━━ PROVIDED PASSAGE

Therefore, it’s appropriate that I offer holistic help by taking in non-legal topics from now on. This is especially so as I do understand the wider issues about branding very well, having been in business for 14 years, read a lot of business books, and even received advanced training in business. Indeed, a few clients have asked for me to help with naming too. So I am capable of guiding a business through the branding process.

Differentiating a business

When you have an offering or a way of doing business that is unique to you it becomes much easier to succeed as a business.

You should formulate your strategy for how to stand out from competitors. Then execute on your plans.

Differentiation effectively involves working out what messages to communicate to consumers so they know that buying from you will give them a specific benefit. This benefit must be powerful enough to influence a buyer to choose your business over all the other available options.

This is easier said than done, if the legal market is anything to go by. I’ll write a separate post about the issues for law firms. For now I just want to highlight how possible it is to find that virtually every message you come up with to differentiate yourself doesn’t distinguish you or competitors are saying the same things. Where there is insufficient differentiation between businesses customers choose on price, and that is the problem the legal industry faces. That’s why the business models that are winning in the legal services market invariably focus on reduced prices.

Differentiation strategy

Whether you get help to work out your differentiating strategy or deal with all your own “branding”, even design your own logo, I can’t stress how important it is that you take ownership of the differentiation strategy. You know your industry and service offerings better than anyone.

Once you do clarify how you will stand out, you should translate your differentiating proposition into a name, logo, and tagline which embody the values of your business and positioning. These are the elements of a brand that the law protects through copyright, design and trademark registrationand are usually when people get outside help.

It’s really important to know what you’re doing when it comes to names, and taglines. My Legally Branded Academy course gives you all the knowledge and search instructions you’ll need to get this important aspect of your business and initial legal protection covered off. Don’t assume that people you turn to for help will know all about intellectual property, because often they won’t have sufficient in depth knowledge of intellectual property, and many of them don’t work with specialist lawyers.

Common problems with brand identities do tend to centre around names, logos or taglines. For example, a commonplace logo may be an image of a bunch of flowers for a florist.

Descriptive elements might work from a marketing perspective but they don’t serve you from a legal perspective. If they are purely descriptive of the products or services you sell then names, and taglines will be incapable of protecting your market share.

The very choice of name itself could expose you to loss of revenues. Also, if the name wasn’t properly checked, then you risk trade mark infringement actions against you, years down the line when your business might have taken off and succeeded.

Descriptive names may seem attractive to start ups who want their name to immediately convey what it is that they do. However, being simply descriptive means the name won’t function as a trademark. This matters because it means you will have a hard time stopping copy cats down the line if you have a successful business.

 Unless you understand both the legal dimension and the marketing dimension when choosing brand elements there is every possibility of choosing ones that are either incapable of functioning as a trademark or which are not legally available for the user

Why descriptive names are a problem

Hotels.com is an example of a descriptive name that the business has been unable to register as a trade mark. They’ve spent a lot of money in pursuing registration and arguing with the USPTO but they didn’t succeed.

━━━━
━━ ENTRIES SUPPLIED

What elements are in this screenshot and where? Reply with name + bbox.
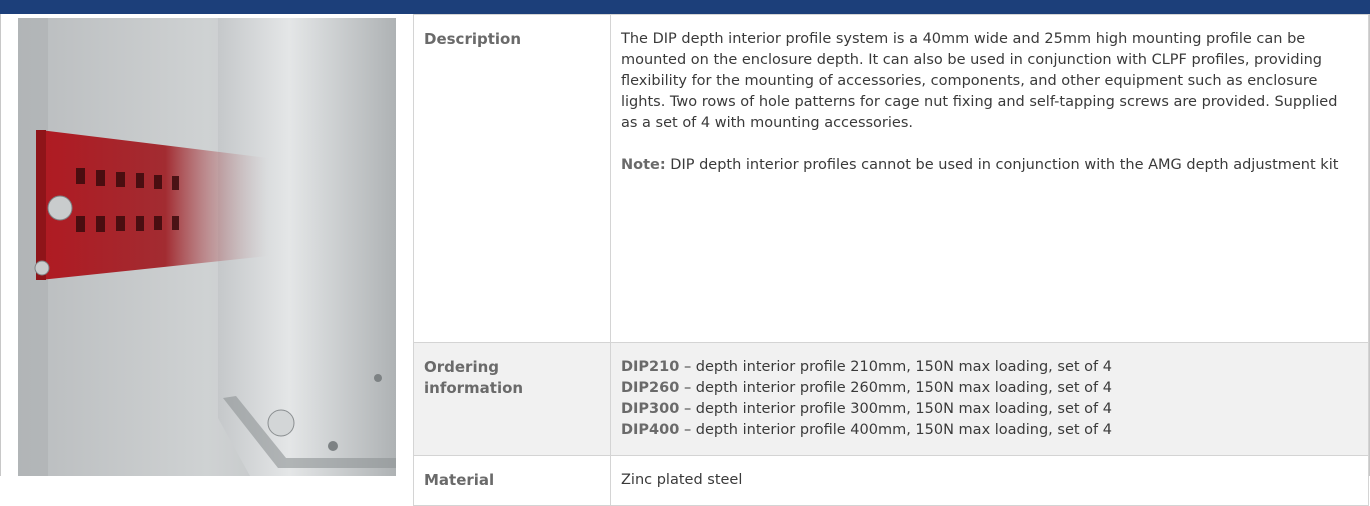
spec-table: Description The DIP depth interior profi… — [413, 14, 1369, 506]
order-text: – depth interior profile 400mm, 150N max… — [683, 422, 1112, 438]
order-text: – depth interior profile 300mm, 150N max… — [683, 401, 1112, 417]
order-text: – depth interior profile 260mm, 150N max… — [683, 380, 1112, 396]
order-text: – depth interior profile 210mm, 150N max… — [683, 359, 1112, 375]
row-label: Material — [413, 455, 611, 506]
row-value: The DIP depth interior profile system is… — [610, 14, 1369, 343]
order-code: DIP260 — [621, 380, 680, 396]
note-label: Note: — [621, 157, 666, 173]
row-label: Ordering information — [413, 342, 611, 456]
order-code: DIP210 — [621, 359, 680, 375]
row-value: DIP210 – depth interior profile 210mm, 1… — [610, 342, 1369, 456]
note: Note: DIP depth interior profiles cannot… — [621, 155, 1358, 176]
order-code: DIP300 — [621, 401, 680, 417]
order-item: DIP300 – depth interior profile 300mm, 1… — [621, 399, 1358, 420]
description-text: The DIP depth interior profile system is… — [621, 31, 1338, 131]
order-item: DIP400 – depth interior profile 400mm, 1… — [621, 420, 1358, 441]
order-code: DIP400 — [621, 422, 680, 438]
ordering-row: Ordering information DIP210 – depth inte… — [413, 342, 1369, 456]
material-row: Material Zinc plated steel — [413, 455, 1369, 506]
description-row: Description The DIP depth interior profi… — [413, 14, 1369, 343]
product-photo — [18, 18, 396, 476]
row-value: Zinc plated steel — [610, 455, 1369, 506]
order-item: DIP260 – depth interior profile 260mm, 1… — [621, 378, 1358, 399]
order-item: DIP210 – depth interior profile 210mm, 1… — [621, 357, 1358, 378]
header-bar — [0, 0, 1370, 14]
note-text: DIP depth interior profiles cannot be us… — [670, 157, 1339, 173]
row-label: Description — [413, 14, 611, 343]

━━━━

> **STATED TASK**
Reproduce verbatim everything in the passage on business branding from "Unless you understand" down to "they didn’t succeed.".

> **REPLY TO THE TASK**
Unless you understand both the legal dimension and the marketing dimension when choosing brand elements there is every possibility of choosing ones that are either incapable of functioning as a trademark or which are not legally available for the user

Why descriptive names are a problem

Hotels.com is an example of a descriptive name that the business has been unable to register as a trade mark. They’ve spent a lot of money in pursuing registration and arguing with the USPTO but they didn’t succeed.